_Task details_: Copy out all of the data exactly as it appears.

___ Data for this exercise

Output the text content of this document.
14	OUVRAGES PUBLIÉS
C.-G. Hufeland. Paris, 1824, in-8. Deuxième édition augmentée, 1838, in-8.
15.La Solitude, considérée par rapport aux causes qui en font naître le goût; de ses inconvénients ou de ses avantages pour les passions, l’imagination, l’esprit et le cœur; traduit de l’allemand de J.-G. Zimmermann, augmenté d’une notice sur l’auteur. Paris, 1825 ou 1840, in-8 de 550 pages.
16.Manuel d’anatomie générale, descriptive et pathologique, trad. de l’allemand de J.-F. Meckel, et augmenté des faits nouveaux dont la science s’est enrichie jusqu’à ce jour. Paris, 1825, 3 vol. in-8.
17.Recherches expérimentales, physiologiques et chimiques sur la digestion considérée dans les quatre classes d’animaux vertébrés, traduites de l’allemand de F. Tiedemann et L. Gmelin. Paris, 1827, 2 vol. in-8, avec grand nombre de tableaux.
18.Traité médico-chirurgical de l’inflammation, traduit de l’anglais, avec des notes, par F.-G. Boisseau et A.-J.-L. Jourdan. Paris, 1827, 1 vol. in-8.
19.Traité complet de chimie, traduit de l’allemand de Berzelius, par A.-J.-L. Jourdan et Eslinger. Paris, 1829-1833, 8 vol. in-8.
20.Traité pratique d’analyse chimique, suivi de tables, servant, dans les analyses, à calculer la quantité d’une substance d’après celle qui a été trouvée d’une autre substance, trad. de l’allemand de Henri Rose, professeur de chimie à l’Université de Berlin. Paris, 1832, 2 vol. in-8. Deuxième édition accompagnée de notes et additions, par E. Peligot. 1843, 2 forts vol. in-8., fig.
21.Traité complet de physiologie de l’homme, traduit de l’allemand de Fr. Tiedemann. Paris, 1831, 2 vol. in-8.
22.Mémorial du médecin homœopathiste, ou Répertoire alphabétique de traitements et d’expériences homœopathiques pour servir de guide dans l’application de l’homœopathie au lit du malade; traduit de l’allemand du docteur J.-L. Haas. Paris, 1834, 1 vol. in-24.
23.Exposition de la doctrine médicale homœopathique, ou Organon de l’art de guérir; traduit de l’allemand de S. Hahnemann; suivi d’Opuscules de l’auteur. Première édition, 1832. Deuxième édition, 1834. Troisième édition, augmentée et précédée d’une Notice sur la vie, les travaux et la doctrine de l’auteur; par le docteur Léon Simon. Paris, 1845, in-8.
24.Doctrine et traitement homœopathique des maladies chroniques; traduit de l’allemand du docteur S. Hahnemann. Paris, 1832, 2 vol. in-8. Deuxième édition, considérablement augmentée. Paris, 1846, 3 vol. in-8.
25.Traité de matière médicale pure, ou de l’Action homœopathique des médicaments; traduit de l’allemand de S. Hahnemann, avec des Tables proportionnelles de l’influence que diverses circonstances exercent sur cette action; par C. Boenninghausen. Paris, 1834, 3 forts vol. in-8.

______

_Answer for the task_:
Output the text content of this document.
14	OUVRAGES PUBLIÉS
C.-G. Hufeland. Paris, 1824, in-8. Deuxième édition augmentée, 1838, in-8.
15.La Solitude, considérée par rapport aux causes qui en font naître le goût; de ses inconvénients ou de ses avantages pour les passions, l’imagination, l’esprit et le cœur; traduit de l’allemand de J.-G. Zimmermann, augmenté d’une notice sur l’auteur. Paris, 1825 ou 1840, in-8 de 550 pages.
16.Manuel d’anatomie générale, descriptive et pathologique, trad. de l’allemand de J.-F. Meckel, et augmenté des faits nouveaux dont la science s’est enrichie jusqu’à ce jour. Paris, 1825, 3 vol. in-8.
17.Recherches expérimentales, physiologiques et chimiques sur la digestion considérée dans les quatre classes d’animaux vertébrés, traduites de l’allemand de F. Tiedemann et L. Gmelin. Paris, 1827, 2 vol. in-8, avec grand nombre de tableaux.
18.Traité médico-chirurgical de l’inflammation, traduit de l’anglais, avec des notes, par F.-G. Boisseau et A.-J.-L. Jourdan. Paris, 1827, 1 vol. in-8.
19.Traité complet de chimie, traduit de l’allemand de Berzelius, par A.-J.-L. Jourdan et Eslinger. Paris, 1829-1833, 8 vol. in-8.
20.Traité pratique d’analyse chimique, suivi de tables, servant, dans les analyses, à calculer la quantité d’une substance d’après celle qui a été trouvée d’une autre substance, trad. de l’allemand de Henri Rose, professeur de chimie à l’Université de Berlin. Paris, 1832, 2 vol. in-8. Deuxième édition accompagnée de notes et additions, par E. Peligot. 1843, 2 forts vol. in-8., fig.
21.Traité complet de physiologie de l’homme, traduit de l’allemand de Fr. Tiedemann. Paris, 1831, 2 vol. in-8.
22.Mémorial du médecin homœopathiste, ou Répertoire alphabétique de traitements et d’expériences homœopathiques pour servir de guide dans l’application de l’homœopathie au lit du malade; traduit de l’allemand du docteur J.-L. Haas. Paris, 1834, 1 vol. in-24.
23.Exposition de la doctrine médicale homœopathique, ou Organon de l’art de guérir; traduit de l’allemand de S. Hahnemann; suivi d’Opuscules de l’auteur. Première édition, 1832. Deuxième édition, 1834. Troisième édition, augmentée et précédée d’une Notice sur la vie, les travaux et la doctrine de l’auteur; par le docteur Léon Simon. Paris, 1845, in-8.
24.Doctrine et traitement homœopathique des maladies chroniques; traduit de l’allemand du docteur S. Hahnemann. Paris, 1832, 2 vol. in-8. Deuxième édition, considérablement augmentée. Paris, 1846, 3 vol. in-8.
25.Traité de matière médicale pure, ou de l’Action homœopathique des médicaments; traduit de l’allemand de S. Hahnemann, avec des Tables proportionnelles de l’influence que diverses circonstances exercent sur cette action; par C. Boenninghausen. Paris, 1834, 3 forts vol. in-8.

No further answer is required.